Activity: The answer must be every line of the data that holds the word "effets".

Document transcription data
┏━━

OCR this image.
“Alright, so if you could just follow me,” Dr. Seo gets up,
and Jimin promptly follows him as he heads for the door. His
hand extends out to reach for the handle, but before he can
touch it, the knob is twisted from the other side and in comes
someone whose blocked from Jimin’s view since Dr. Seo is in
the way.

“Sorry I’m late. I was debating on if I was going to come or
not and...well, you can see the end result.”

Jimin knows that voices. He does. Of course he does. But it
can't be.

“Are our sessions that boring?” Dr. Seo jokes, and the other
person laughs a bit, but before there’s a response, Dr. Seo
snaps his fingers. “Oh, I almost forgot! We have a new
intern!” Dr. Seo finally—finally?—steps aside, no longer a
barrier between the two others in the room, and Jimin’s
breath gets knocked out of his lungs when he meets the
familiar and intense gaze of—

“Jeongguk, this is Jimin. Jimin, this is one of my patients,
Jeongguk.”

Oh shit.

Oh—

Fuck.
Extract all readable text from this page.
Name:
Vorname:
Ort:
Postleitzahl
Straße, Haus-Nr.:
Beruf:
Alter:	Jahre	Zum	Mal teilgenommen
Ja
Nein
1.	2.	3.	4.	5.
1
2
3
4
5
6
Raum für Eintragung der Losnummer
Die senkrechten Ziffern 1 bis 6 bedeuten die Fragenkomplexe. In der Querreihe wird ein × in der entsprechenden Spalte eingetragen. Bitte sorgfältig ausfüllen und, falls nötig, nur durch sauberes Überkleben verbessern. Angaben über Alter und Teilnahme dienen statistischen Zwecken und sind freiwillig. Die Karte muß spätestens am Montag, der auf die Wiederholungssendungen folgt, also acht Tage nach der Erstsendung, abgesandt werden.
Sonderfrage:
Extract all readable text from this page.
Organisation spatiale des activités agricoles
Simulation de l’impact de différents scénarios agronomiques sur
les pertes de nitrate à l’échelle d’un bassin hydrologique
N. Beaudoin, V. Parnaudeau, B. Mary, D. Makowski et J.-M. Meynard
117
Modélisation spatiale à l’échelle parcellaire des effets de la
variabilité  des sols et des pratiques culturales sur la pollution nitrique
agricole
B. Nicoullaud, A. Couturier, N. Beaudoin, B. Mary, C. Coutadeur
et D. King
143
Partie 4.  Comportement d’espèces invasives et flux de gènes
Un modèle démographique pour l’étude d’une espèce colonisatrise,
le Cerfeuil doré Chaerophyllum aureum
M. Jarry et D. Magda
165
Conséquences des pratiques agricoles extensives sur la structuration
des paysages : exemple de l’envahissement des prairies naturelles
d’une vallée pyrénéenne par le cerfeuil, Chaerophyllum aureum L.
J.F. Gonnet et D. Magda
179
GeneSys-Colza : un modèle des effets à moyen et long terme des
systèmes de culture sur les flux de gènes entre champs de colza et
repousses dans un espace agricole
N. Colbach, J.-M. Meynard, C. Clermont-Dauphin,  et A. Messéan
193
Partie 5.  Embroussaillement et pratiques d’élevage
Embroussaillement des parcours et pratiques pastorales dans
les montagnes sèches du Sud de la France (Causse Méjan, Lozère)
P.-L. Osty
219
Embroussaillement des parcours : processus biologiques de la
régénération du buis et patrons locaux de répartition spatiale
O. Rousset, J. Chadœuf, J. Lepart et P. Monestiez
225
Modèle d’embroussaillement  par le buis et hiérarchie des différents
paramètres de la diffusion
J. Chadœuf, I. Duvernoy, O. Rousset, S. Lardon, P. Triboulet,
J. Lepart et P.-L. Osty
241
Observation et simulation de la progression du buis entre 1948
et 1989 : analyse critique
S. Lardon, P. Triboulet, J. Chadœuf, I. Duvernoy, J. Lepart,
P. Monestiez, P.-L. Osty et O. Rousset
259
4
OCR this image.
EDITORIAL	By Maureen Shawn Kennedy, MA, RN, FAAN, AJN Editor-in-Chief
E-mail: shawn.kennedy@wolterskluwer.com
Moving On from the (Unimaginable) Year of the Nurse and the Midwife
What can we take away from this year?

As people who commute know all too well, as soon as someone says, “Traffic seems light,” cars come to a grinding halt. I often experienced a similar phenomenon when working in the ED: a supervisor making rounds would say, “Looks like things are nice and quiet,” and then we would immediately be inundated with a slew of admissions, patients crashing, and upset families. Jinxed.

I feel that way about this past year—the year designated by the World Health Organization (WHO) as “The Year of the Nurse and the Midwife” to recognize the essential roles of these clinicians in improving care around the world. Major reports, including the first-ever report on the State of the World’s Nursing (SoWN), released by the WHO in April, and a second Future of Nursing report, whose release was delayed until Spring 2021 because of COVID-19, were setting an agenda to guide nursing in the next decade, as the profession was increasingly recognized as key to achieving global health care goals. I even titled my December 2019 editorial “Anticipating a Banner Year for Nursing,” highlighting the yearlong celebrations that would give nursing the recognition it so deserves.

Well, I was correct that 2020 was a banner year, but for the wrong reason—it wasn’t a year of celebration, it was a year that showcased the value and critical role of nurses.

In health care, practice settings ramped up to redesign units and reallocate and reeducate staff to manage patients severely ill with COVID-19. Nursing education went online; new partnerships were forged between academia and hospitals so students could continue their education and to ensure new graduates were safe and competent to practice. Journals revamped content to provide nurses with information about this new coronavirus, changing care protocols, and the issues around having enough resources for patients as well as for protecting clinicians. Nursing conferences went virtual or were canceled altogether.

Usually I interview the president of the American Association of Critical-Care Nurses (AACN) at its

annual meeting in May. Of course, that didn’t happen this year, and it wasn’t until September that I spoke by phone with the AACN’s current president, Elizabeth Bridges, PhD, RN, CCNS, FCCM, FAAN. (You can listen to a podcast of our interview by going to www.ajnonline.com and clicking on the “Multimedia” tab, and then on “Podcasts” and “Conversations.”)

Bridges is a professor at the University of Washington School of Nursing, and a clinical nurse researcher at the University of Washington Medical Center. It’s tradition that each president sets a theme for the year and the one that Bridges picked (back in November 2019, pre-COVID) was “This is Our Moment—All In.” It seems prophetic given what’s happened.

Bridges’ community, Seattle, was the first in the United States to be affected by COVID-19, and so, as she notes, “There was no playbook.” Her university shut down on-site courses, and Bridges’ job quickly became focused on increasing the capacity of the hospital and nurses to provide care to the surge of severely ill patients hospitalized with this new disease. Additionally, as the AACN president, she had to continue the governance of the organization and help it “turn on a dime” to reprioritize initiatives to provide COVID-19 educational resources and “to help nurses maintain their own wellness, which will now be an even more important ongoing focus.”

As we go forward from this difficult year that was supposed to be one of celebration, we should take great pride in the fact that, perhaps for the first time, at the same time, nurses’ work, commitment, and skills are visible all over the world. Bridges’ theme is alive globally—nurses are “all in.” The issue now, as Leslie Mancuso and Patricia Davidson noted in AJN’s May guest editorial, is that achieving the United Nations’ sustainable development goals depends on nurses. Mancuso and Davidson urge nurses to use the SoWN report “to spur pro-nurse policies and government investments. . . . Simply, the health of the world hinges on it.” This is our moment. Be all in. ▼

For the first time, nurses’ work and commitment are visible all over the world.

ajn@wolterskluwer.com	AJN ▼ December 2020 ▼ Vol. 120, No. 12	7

┗━━

Answer to the problem:
Modélisation spatiale à l’échelle parcellaire des effets de la
GeneSys-Colza : un modèle des effets à moyen et long terme des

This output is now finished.